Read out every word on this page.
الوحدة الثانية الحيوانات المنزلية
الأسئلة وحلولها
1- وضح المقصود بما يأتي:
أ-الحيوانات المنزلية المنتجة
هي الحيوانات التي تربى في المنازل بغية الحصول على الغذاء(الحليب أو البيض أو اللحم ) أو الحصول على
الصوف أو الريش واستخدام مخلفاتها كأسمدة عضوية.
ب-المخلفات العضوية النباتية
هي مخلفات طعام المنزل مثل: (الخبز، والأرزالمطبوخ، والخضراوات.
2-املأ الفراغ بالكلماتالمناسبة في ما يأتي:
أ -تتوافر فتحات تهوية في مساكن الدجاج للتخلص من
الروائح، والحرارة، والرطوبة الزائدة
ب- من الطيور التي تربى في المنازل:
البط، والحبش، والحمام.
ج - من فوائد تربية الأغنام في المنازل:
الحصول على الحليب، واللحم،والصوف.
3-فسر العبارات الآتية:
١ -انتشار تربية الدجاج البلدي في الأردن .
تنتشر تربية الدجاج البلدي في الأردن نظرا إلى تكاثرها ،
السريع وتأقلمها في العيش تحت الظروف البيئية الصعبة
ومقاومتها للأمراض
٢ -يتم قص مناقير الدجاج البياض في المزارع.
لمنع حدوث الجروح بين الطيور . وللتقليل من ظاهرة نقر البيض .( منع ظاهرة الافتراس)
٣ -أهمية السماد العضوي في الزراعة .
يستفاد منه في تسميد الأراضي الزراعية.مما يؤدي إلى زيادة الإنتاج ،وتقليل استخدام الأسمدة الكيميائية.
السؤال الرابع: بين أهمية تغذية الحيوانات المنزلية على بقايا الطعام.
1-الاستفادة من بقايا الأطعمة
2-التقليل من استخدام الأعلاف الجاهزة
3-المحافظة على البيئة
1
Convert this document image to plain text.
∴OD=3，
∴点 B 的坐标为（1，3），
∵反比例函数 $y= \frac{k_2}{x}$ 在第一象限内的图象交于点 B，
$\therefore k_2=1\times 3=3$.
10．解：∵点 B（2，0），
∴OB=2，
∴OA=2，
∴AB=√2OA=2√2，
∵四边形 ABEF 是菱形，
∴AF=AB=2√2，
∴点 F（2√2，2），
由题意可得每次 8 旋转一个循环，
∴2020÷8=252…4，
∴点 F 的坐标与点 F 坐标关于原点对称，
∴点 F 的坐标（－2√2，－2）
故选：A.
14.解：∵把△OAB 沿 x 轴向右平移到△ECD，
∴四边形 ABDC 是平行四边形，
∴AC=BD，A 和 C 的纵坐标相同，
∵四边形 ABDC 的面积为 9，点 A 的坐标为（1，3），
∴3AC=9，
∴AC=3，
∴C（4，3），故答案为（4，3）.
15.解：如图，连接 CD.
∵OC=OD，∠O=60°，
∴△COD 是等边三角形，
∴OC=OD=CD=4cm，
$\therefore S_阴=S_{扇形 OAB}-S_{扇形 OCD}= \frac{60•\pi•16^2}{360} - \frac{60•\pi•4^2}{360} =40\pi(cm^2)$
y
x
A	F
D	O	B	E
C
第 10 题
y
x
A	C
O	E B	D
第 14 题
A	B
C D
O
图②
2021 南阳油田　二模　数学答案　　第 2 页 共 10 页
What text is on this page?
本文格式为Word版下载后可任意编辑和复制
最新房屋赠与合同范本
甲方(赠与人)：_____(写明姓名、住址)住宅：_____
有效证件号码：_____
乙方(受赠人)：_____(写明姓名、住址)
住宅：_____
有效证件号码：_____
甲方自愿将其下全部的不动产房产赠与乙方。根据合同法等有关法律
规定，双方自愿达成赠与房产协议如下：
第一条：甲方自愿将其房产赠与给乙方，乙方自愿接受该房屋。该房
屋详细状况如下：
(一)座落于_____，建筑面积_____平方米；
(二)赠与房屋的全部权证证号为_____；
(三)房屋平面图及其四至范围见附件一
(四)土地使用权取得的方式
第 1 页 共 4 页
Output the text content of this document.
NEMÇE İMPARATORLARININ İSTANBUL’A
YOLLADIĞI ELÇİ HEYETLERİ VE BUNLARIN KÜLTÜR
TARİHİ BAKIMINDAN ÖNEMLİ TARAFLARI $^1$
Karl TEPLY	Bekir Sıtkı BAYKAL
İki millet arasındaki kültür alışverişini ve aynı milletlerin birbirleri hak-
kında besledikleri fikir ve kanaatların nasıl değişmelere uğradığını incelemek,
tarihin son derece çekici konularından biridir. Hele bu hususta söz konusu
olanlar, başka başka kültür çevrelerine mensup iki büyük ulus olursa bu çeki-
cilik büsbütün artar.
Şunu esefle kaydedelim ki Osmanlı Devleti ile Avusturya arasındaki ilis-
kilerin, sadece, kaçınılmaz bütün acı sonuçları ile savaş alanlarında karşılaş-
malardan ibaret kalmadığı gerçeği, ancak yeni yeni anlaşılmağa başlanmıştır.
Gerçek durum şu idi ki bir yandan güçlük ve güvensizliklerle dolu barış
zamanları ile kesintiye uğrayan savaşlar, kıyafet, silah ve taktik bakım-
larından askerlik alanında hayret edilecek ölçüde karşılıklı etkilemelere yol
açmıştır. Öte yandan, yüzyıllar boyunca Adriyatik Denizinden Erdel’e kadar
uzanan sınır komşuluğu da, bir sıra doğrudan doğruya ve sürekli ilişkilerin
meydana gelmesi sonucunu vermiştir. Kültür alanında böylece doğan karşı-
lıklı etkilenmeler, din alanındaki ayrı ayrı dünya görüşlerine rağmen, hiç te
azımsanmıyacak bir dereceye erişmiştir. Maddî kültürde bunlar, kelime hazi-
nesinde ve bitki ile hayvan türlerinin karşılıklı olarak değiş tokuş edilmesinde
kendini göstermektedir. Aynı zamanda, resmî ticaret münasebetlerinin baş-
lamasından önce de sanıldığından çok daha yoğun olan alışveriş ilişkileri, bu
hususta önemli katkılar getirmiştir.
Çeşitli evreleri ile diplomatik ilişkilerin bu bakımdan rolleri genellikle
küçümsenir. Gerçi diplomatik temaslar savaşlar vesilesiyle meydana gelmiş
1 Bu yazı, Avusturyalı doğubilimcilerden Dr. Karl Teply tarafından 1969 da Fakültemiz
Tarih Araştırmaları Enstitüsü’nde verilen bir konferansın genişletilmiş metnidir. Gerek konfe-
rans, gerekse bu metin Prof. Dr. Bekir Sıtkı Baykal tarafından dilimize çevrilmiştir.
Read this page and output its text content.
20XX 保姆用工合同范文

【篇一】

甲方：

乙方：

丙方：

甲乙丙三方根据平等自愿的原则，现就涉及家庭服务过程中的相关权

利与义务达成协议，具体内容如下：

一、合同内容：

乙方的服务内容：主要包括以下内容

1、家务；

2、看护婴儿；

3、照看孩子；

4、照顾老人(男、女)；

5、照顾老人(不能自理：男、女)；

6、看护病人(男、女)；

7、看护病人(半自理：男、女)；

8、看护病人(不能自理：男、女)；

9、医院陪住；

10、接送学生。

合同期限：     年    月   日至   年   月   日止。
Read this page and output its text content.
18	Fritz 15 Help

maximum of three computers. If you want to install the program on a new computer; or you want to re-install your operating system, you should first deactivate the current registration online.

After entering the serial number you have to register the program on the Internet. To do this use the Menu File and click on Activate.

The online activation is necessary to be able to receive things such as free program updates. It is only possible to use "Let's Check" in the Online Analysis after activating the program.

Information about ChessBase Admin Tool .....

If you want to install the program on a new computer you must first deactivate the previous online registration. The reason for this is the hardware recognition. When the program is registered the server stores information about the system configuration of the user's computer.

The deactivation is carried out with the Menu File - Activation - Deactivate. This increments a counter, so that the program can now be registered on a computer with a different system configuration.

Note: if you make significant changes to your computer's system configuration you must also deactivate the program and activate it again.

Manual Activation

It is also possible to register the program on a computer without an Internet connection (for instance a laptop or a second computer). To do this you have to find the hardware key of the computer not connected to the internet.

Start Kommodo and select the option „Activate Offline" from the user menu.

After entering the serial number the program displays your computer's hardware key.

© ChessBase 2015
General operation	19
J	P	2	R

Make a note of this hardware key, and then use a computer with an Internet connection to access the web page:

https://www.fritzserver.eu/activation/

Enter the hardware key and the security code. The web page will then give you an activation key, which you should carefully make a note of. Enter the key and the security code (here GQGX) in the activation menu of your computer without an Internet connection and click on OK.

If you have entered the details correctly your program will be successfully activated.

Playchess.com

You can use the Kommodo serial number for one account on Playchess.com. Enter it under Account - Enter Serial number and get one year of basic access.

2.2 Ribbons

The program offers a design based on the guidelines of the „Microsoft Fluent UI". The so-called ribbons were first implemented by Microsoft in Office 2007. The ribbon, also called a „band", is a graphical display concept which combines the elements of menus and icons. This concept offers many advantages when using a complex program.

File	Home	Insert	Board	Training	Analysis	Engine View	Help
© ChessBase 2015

▶ _TASK INSTRUCTIONS_
Check each line above for the word "about" and say how many have it, with nothing else.

▶ _COMPLETED TASK_
2